## WORK TO BE COMPLETED
Repeat the listing in full, word for word.

##### DATA LINES #####

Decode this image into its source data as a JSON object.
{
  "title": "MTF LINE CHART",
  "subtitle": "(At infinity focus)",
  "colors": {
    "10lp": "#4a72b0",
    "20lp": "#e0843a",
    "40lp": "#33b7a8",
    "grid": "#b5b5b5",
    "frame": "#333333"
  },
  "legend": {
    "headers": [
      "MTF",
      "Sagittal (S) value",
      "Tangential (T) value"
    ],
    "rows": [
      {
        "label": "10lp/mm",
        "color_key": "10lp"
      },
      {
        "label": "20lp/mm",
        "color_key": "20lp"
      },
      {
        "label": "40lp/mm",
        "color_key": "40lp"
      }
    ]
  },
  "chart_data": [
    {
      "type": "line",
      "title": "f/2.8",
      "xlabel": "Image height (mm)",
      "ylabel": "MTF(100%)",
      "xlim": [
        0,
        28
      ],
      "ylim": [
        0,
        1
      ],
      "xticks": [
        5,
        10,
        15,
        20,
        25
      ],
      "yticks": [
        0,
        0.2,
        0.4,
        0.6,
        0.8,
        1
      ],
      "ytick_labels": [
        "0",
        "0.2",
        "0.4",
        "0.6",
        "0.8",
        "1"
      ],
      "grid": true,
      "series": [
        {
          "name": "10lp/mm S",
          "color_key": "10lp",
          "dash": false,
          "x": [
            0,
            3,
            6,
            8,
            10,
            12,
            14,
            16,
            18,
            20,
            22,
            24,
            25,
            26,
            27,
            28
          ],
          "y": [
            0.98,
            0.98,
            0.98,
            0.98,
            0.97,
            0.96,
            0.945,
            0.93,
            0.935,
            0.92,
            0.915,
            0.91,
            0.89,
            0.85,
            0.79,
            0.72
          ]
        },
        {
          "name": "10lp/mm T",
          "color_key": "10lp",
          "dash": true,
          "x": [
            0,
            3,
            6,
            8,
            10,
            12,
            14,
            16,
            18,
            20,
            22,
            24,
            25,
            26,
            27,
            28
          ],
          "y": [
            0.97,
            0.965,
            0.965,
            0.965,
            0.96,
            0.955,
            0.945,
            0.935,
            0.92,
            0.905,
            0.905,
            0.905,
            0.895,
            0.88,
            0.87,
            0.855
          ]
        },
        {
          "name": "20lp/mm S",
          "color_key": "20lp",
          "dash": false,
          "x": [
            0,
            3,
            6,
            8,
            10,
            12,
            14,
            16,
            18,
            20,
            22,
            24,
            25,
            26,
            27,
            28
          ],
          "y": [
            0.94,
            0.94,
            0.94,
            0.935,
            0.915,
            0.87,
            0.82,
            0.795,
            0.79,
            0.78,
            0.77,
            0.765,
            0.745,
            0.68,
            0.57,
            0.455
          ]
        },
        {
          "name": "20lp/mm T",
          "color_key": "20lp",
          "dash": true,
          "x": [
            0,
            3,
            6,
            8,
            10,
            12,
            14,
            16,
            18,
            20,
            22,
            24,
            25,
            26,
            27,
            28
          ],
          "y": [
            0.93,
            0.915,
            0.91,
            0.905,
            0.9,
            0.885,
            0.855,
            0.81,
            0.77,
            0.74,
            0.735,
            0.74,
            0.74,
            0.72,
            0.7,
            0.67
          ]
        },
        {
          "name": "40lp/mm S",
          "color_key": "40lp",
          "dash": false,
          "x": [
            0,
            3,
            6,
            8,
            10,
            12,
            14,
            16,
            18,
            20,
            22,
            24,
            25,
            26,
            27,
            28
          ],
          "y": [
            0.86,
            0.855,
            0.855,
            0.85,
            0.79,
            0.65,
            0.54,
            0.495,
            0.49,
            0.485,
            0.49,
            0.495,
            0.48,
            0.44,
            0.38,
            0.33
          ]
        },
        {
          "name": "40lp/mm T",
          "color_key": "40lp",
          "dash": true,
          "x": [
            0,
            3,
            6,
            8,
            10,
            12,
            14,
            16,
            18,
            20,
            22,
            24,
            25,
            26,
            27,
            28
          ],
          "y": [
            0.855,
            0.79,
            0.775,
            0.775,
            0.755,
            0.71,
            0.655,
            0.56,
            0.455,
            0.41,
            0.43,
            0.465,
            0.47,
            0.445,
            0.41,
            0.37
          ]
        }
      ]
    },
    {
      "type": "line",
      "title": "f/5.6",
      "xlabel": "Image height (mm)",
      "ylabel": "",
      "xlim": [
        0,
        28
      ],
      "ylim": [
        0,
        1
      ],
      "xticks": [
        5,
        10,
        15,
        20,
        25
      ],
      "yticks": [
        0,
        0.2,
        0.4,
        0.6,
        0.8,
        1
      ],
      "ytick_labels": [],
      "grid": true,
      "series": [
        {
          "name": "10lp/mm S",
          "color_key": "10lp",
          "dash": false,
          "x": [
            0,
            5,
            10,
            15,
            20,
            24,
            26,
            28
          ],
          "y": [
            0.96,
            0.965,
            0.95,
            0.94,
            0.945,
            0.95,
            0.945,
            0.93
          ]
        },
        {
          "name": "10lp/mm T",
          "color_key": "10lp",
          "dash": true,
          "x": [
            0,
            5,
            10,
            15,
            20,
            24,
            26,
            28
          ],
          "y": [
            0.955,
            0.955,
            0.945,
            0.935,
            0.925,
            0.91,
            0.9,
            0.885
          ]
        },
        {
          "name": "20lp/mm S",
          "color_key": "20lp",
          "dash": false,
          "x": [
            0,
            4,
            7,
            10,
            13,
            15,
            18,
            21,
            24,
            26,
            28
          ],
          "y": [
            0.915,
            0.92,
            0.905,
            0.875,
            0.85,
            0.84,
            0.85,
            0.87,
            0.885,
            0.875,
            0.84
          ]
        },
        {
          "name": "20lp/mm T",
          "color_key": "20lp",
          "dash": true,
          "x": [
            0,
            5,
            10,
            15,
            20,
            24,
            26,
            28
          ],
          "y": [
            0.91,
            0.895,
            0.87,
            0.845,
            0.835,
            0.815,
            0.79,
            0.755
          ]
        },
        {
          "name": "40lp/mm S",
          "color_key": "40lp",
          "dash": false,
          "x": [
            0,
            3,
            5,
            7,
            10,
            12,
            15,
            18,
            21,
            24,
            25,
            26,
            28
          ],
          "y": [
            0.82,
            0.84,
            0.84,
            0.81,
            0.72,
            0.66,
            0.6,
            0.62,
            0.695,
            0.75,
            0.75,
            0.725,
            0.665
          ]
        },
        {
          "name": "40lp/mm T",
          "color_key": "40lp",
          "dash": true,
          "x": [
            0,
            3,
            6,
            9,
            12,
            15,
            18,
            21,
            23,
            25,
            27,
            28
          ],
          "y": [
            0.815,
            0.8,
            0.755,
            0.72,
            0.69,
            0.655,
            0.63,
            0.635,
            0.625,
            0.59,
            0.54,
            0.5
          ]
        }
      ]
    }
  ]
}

#####

## WRITTEN SOLUTION
Decode this image into its source data as a JSON object.
{
  "title": "MTF LINE CHART",
  "subtitle": "(At infinity focus)",
  "colors": {
    "10lp": "#4a72b0",
    "20lp": "#e0843a",
    "40lp": "#33b7a8",
    "grid": "#b5b5b5",
    "frame": "#333333"
  },
  "legend": {
    "headers": [
      "MTF",
      "Sagittal (S) value",
      "Tangential (T) value"
    ],
    "rows": [
      {
        "label": "10lp/mm",
        "color_key": "10lp"
      },
      {
        "label": "20lp/mm",
        "color_key": "20lp"
      },
      {
        "label": "40lp/mm",
        "color_key": "40lp"
      }
    ]
  },
  "chart_data": [
    {
      "type": "line",
      "title": "f/2.8",
      "xlabel": "Image height (mm)",
      "ylabel": "MTF(100%)",
      "xlim": [
        0,
        28
      ],
      "ylim": [
        0,
        1
      ],
      "xticks": [
        5,
        10,
        15,
        20,
        25
      ],
      "yticks": [
        0,
        0.2,
        0.4,
        0.6,
        0.8,
        1
      ],
      "ytick_labels": [
        "0",
        "0.2",
        "0.4",
        "0.6",
        "0.8",
        "1"
      ],
      "grid": true,
      "series": [
        {
          "name": "10lp/mm S",
          "color_key": "10lp",
          "dash": false,
          "x": [
            0,
            3,
            6,
            8,
            10,
            12,
            14,
            16,
            18,
            20,
            22,
            24,
            25,
            26,
            27,
            28
          ],
          "y": [
            0.98,
            0.98,
            0.98,
            0.98,
            0.97,
            0.96,
            0.945,
            0.93,
            0.935,
            0.92,
            0.915,
            0.91,
            0.89,
            0.85,
            0.79,
            0.72
          ]
        },
        {
          "name": "10lp/mm T",
          "color_key": "10lp",
          "dash": true,
          "x": [
            0,
            3,
            6,
            8,
            10,
            12,
            14,
            16,
            18,
            20,
            22,
            24,
            25,
            26,
            27,
            28
          ],
          "y": [
            0.97,
            0.965,
            0.965,
            0.965,
            0.96,
            0.955,
            0.945,
            0.935,
            0.92,
            0.905,
            0.905,
            0.905,
            0.895,
            0.88,
            0.87,
            0.855
          ]
        },
        {
          "name": "20lp/mm S",
          "color_key": "20lp",
          "dash": false,
          "x": [
            0,
            3,
            6,
            8,
            10,
            12,
            14,
            16,
            18,
            20,
            22,
            24,
            25,
            26,
            27,
            28
          ],
          "y": [
            0.94,
            0.94,
            0.94,
            0.935,
            0.915,
            0.87,
            0.82,
            0.795,
            0.79,
            0.78,
            0.77,
            0.765,
            0.745,
            0.68,
            0.57,
            0.455
          ]
        },
        {
          "name": "20lp/mm T",
          "color_key": "20lp",
          "dash": true,
          "x": [
            0,
            3,
            6,
            8,
            10,
            12,
            14,
            16,
            18,
            20,
            22,
            24,
            25,
            26,
            27,
            28
          ],
          "y": [
            0.93,
            0.915,
            0.91,
            0.905,
            0.9,
            0.885,
            0.855,
            0.81,
            0.77,
            0.74,
            0.735,
            0.74,
            0.74,
            0.72,
            0.7,
            0.67
          ]
        },
        {
          "name": "40lp/mm S",
          "color_key": "40lp",
          "dash": false,
          "x": [
            0,
            3,
            6,
            8,
            10,
            12,
            14,
            16,
            18,
            20,
            22,
            24,
            25,
            26,
            27,
            28
          ],
          "y": [
            0.86,
            0.855,
            0.855,
            0.85,
            0.79,
            0.65,
            0.54,
            0.495,
            0.49,
            0.485,
            0.49,
            0.495,
            0.48,
            0.44,
            0.38,
            0.33
          ]
        },
        {
          "name": "40lp/mm T",
          "color_key": "40lp",
          "dash": true,
          "x": [
            0,
            3,
            6,
            8,
            10,
            12,
            14,
            16,
            18,
            20,
            22,
            24,
            25,
            26,
            27,
            28
          ],
          "y": [
            0.855,
            0.79,
            0.775,
            0.775,
            0.755,
            0.71,
            0.655,
            0.56,
            0.455,
            0.41,
            0.43,
            0.465,
            0.47,
            0.445,
            0.41,
            0.37
          ]
        }
      ]
    },
    {
      "type": "line",
      "title": "f/5.6",
      "xlabel": "Image height (mm)",
      "ylabel": "",
      "xlim": [
        0,
        28
      ],
      "ylim": [
        0,
        1
      ],
      "xticks": [
        5,
        10,
        15,
        20,
        25
      ],
      "yticks": [
        0,
        0.2,
        0.4,
        0.6,
        0.8,
        1
      ],
      "ytick_labels": [],
      "grid": true,
      "series": [
        {
          "name": "10lp/mm S",
          "color_key": "10lp",
          "dash": false,
          "x": [
            0,
            5,
            10,
            15,
            20,
            24,
            26,
            28
          ],
          "y": [
            0.96,
            0.965,
            0.95,
            0.94,
            0.945,
            0.95,
            0.945,
            0.93
          ]
        },
        {
          "name": "10lp/mm T",
          "color_key": "10lp",
          "dash": true,
          "x": [
            0,
            5,
            10,
            15,
            20,
            24,
            26,
            28
          ],
          "y": [
            0.955,
            0.955,
            0.945,
            0.935,
            0.925,
            0.91,
            0.9,
            0.885
          ]
        },
        {
          "name": "20lp/mm S",
          "color_key": "20lp",
          "dash": false,
          "x": [
            0,
            4,
            7,
            10,
            13,
            15,
            18,
            21,
            24,
            26,
            28
          ],
          "y": [
            0.915,
            0.92,
            0.905,
            0.875,
            0.85,
            0.84,
            0.85,
            0.87,
            0.885,
            0.875,
            0.84
          ]
        },
        {
          "name": "20lp/mm T",
          "color_key": "20lp",
          "dash": true,
          "x": [
            0,
            5,
            10,
            15,
            20,
            24,
            26,
            28
          ],
          "y": [
            0.91,
            0.895,
            0.87,
            0.845,
            0.835,
            0.815,
            0.79,
            0.755
          ]
        },
        {
          "name": "40lp/mm S",
          "color_key": "40lp",
          "dash": false,
          "x": [
            0,
            3,
            5,
            7,
            10,
            12,
            15,
            18,
            21,
            24,
            25,
            26,
            28
          ],
          "y": [
            0.82,
            0.84,
            0.84,
            0.81,
            0.72,
            0.66,
            0.6,
            0.62,
            0.695,
            0.75,
            0.75,
            0.725,
            0.665
          ]
        },
        {
          "name": "40lp/mm T",
          "color_key": "40lp",
          "dash": true,
          "x": [
            0,
            3,
            6,
            9,
            12,
            15,
            18,
            21,
            23,
            25,
            27,
            28
          ],
          "y": [
            0.815,
            0.8,
            0.755,
            0.72,
            0.69,
            0.655,
            0.63,
            0.635,
            0.625,
            0.59,
            0.54,
            0.5
          ]
        }
      ]
    }
  ]
}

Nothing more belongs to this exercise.